* **Problem statement**: All entries are to be given again verbatim.

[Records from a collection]

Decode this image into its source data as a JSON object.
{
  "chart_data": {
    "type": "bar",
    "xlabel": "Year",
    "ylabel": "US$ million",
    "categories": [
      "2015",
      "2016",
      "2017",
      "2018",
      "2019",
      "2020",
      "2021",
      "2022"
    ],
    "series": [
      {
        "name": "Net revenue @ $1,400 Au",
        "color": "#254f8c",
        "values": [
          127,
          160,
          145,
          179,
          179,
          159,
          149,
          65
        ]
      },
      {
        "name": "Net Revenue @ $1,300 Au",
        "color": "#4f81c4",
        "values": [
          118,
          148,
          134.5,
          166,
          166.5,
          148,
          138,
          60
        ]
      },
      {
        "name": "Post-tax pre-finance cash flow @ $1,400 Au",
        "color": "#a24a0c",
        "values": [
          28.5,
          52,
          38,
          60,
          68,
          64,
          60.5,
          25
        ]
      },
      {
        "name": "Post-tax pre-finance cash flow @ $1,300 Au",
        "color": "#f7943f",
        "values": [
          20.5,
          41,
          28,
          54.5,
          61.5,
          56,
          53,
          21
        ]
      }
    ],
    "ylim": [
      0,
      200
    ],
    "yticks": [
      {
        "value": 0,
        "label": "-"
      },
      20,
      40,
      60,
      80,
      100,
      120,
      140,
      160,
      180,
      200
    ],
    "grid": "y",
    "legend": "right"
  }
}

* **Answer to the problem**:
Decode this image into its source data as a JSON object.
{
  "chart_data": {
    "type": "bar",
    "xlabel": "Year",
    "ylabel": "US$ million",
    "categories": [
      "2015",
      "2016",
      "2017",
      "2018",
      "2019",
      "2020",
      "2021",
      "2022"
    ],
    "series": [
      {
        "name": "Net revenue @ $1,400 Au",
        "color": "#254f8c",
        "values": [
          127,
          160,
          145,
          179,
          179,
          159,
          149,
          65
        ]
      },
      {
        "name": "Net Revenue @ $1,300 Au",
        "color": "#4f81c4",
        "values": [
          118,
          148,
          134.5,
          166,
          166.5,
          148,
          138,
          60
        ]
      },
      {
        "name": "Post-tax pre-finance cash flow @ $1,400 Au",
        "color": "#a24a0c",
        "values": [
          28.5,
          52,
          38,
          60,
          68,
          64,
          60.5,
          25
        ]
      },
      {
        "name": "Post-tax pre-finance cash flow @ $1,300 Au",
        "color": "#f7943f",
        "values": [
          20.5,
          41,
          28,
          54.5,
          61.5,
          56,
          53,
          21
        ]
      }
    ],
    "ylim": [
      0,
      200
    ],
    "yticks": [
      {
        "value": 0,
        "label": "-"
      },
      20,
      40,
      60,
      80,
      100,
      120,
      140,
      160,
      180,
      200
    ],
    "grid": "y",
    "legend": "right"
  }
}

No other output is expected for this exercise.